── DATA EXCERPTS

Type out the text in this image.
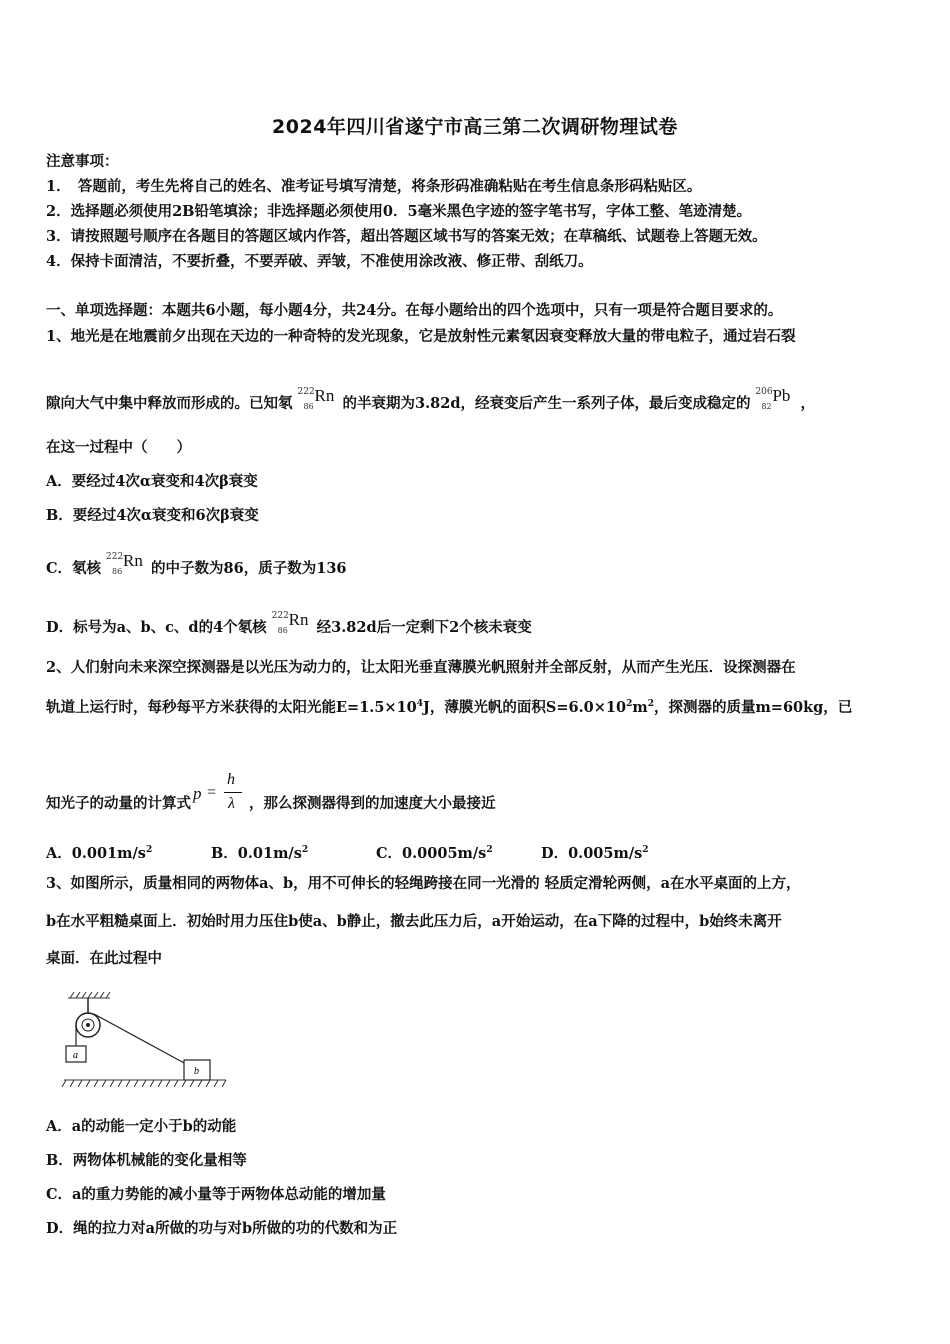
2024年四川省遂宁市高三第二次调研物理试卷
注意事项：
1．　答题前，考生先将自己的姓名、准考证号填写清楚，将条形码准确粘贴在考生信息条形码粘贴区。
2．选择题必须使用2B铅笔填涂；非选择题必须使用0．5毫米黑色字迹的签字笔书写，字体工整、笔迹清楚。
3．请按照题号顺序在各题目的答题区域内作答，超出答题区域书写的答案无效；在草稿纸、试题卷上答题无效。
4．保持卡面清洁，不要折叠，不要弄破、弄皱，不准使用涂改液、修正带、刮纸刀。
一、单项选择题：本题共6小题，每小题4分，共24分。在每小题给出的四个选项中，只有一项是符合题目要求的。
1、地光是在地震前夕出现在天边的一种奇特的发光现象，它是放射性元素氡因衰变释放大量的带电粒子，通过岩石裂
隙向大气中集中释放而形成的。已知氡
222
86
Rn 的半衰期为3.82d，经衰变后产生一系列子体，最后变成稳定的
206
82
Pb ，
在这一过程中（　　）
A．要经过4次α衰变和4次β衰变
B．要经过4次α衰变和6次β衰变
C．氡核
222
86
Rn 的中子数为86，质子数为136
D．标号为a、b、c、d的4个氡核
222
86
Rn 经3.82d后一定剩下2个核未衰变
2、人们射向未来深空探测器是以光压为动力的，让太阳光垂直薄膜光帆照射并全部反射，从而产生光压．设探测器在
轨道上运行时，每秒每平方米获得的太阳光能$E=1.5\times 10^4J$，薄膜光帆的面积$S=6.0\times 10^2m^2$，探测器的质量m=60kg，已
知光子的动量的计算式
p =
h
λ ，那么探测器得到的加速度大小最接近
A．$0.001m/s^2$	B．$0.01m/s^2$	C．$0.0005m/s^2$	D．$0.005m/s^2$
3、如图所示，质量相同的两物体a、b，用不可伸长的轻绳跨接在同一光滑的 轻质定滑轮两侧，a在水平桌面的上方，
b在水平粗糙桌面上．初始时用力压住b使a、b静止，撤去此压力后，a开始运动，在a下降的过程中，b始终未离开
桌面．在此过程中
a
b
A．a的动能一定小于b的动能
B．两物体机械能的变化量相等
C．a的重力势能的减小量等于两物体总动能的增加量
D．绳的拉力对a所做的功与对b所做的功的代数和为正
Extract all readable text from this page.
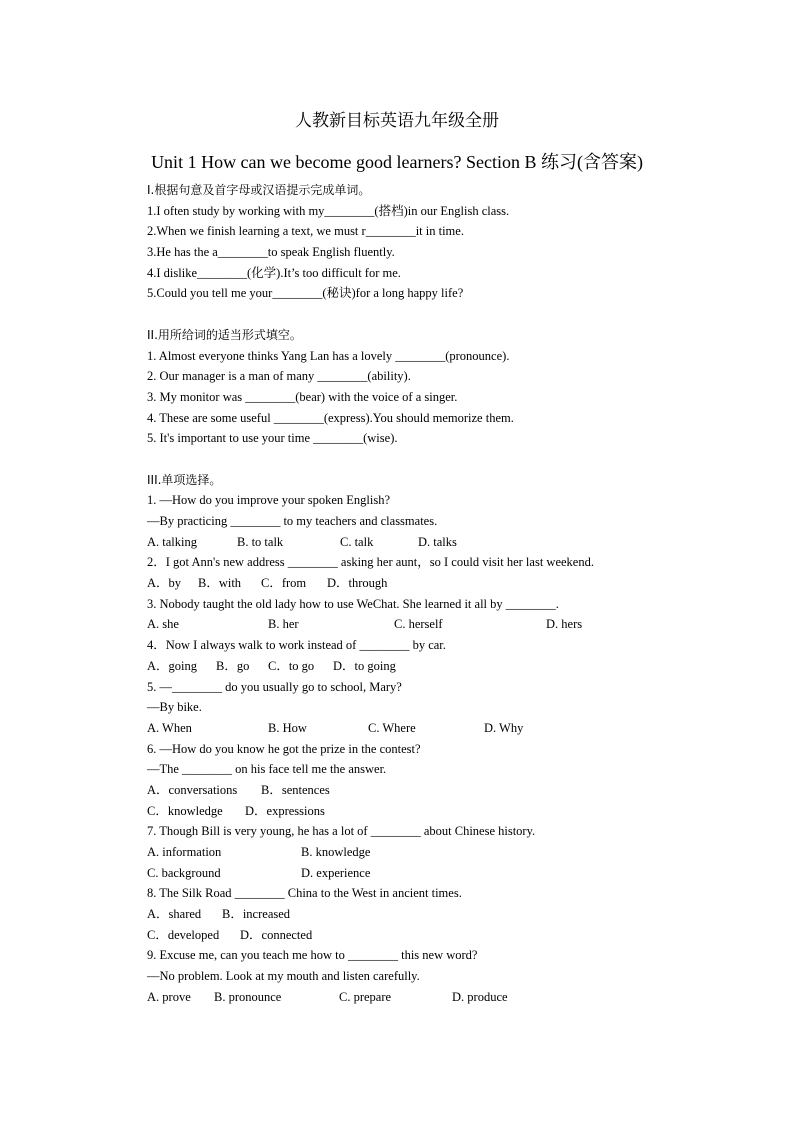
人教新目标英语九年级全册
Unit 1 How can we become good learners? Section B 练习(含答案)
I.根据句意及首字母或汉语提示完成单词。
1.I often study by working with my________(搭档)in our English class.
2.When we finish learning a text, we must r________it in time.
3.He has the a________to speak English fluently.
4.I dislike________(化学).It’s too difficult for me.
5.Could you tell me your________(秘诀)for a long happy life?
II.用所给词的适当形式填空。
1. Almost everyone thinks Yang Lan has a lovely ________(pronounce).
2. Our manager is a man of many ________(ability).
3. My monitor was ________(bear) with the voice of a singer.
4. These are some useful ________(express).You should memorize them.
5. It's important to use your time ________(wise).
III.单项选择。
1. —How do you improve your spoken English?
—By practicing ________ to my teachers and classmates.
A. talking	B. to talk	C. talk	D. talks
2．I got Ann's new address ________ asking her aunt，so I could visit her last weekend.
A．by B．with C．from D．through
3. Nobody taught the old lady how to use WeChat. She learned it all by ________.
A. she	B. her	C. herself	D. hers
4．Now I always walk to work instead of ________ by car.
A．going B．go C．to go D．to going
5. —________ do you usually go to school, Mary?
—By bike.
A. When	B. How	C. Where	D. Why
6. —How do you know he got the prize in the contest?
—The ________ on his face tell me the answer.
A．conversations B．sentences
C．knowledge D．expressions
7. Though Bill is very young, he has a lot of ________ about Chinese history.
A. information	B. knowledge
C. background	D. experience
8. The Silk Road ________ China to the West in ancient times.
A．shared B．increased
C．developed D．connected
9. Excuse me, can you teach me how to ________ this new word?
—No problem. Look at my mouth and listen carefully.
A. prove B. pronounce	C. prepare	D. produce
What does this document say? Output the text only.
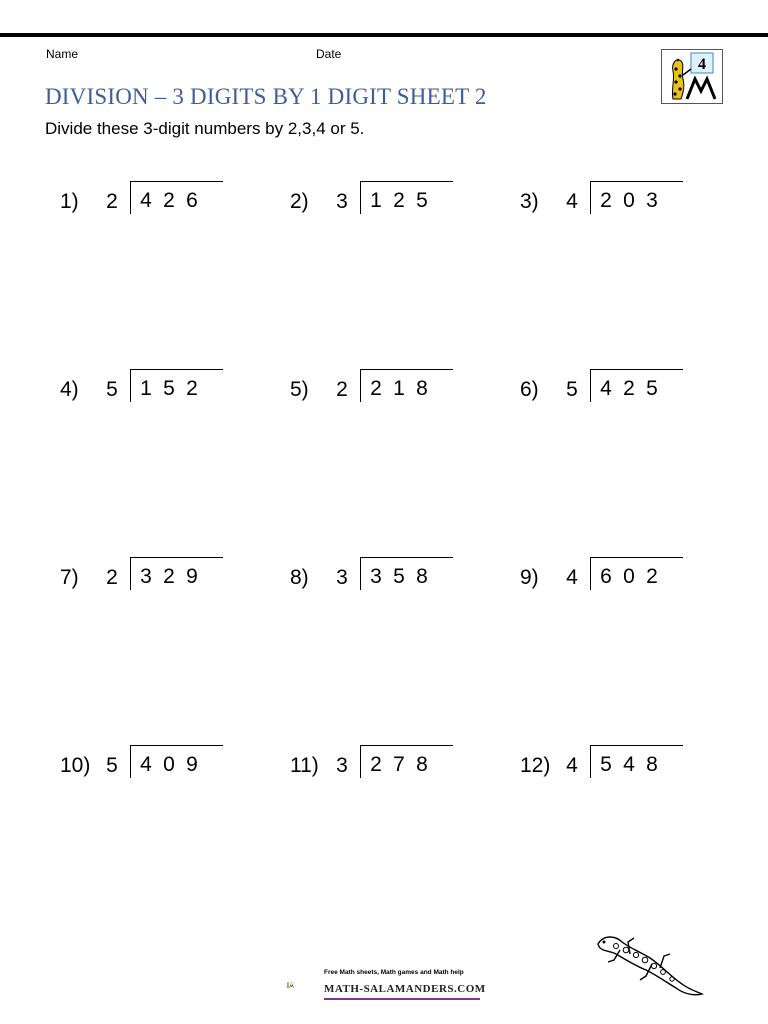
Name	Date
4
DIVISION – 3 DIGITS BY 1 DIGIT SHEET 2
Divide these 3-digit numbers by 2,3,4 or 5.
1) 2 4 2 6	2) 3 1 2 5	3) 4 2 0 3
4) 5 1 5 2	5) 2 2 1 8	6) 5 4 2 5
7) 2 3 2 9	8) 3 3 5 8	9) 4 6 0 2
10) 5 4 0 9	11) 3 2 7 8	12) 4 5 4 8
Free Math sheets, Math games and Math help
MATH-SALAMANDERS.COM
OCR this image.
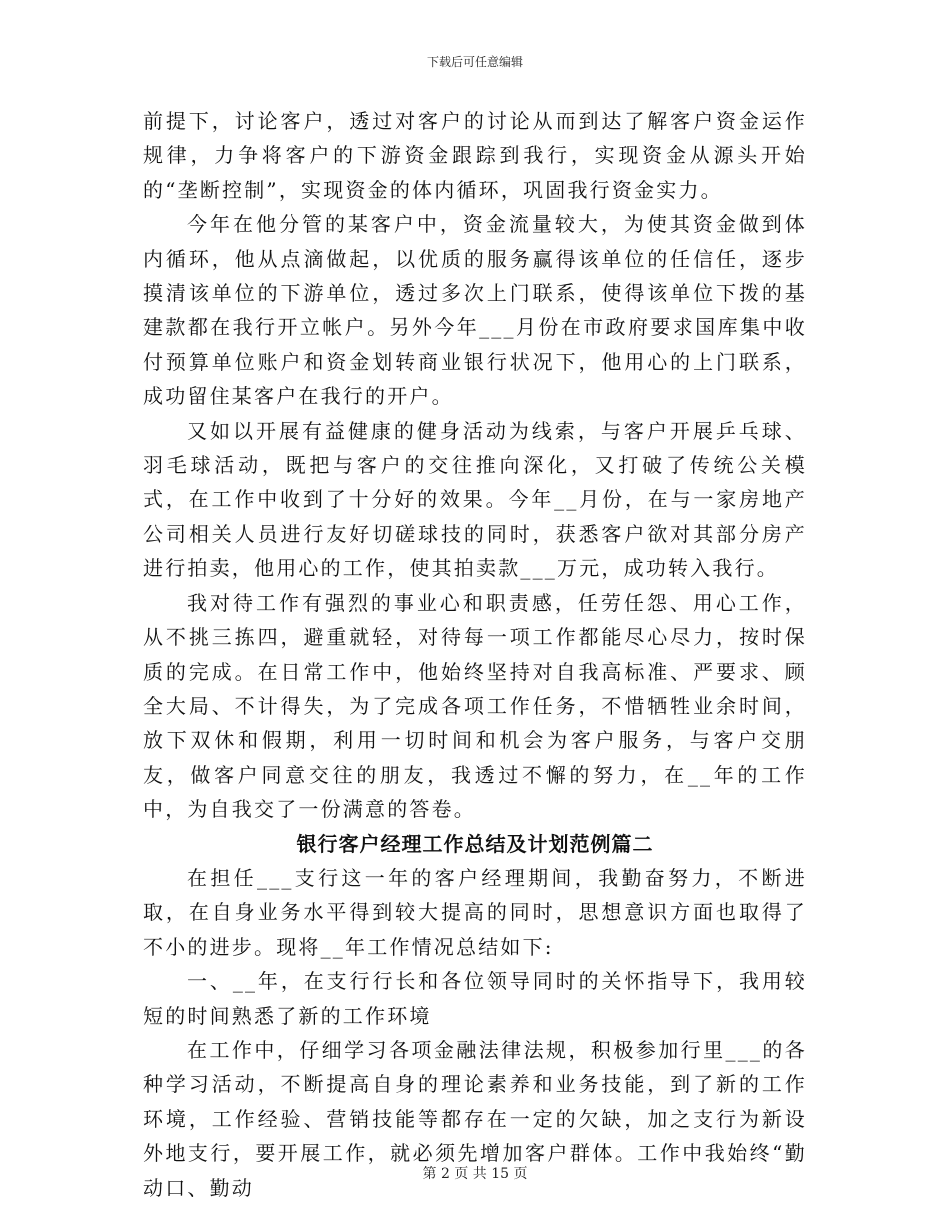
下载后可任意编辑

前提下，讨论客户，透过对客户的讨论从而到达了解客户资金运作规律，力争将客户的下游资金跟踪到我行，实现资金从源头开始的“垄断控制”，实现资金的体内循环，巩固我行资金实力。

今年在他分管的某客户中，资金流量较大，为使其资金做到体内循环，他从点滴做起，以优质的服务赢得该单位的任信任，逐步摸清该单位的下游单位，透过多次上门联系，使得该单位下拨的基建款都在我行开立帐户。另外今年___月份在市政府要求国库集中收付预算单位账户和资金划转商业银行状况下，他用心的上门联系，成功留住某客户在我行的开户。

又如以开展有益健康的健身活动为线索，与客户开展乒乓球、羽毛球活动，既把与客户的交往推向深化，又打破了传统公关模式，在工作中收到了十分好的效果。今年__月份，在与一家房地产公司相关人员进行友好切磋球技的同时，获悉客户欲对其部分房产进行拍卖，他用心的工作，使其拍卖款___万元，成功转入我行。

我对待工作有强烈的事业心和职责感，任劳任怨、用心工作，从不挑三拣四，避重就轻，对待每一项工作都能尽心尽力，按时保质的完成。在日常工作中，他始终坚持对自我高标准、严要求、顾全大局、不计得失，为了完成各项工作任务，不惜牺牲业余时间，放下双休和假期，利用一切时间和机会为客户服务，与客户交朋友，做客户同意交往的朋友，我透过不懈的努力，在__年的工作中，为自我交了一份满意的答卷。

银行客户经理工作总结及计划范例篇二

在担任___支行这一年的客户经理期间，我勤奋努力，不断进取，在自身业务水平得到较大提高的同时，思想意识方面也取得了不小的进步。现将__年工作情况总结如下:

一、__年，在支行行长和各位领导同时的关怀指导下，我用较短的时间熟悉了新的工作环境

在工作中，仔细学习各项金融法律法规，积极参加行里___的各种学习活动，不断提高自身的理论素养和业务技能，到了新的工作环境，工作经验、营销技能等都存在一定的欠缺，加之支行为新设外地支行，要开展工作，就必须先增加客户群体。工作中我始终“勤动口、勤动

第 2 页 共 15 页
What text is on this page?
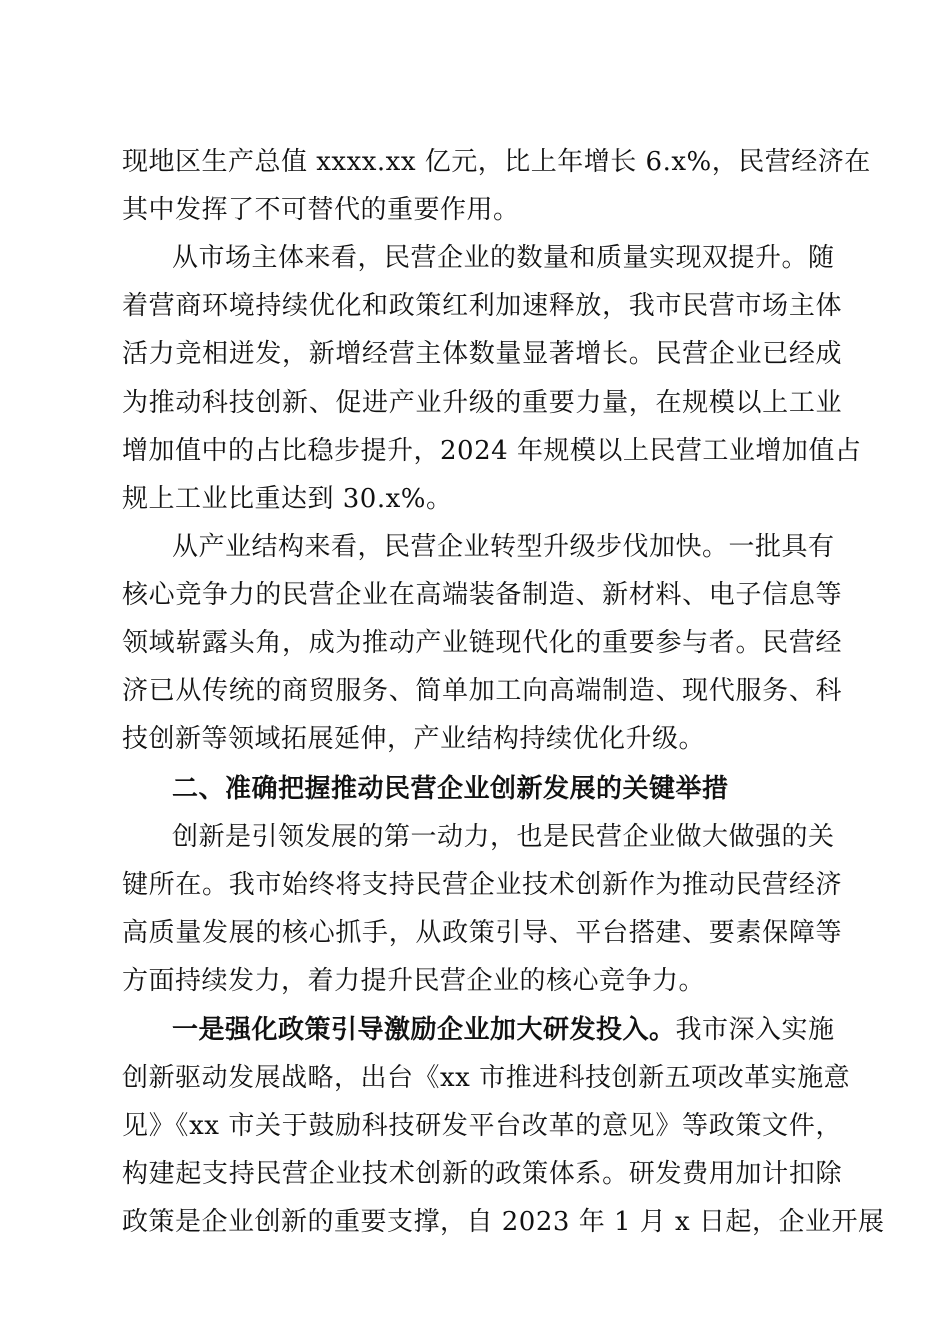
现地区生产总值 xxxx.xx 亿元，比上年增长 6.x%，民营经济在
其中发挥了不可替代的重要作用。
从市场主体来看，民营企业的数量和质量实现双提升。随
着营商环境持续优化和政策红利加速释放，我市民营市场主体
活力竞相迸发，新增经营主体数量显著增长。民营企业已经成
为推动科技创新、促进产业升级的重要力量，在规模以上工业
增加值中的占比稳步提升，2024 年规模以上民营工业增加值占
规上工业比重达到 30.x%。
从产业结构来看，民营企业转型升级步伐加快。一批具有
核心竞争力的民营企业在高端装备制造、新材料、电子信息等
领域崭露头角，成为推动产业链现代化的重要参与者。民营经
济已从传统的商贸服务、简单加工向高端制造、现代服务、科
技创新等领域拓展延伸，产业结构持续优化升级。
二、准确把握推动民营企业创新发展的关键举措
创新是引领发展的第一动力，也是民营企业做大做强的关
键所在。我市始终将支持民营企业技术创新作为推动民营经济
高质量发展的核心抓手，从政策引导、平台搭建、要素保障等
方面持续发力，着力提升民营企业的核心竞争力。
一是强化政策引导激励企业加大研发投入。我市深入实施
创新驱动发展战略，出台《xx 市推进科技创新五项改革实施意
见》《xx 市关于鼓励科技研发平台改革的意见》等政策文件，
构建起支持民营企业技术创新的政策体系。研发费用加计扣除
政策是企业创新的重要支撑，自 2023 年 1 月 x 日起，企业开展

────

▶ [WHAT YOU NEED TO DO]: Where a line in the material contains "this", copy that line.

▶ [RESULT OF THE EXERCISE]:
Type out the text in this image.
Extract all readable text from this page.
9. Excuse me, can you teach me how to ________ this new word?
What does this document say? Output the text only.
OCR this image.
What text is on this page?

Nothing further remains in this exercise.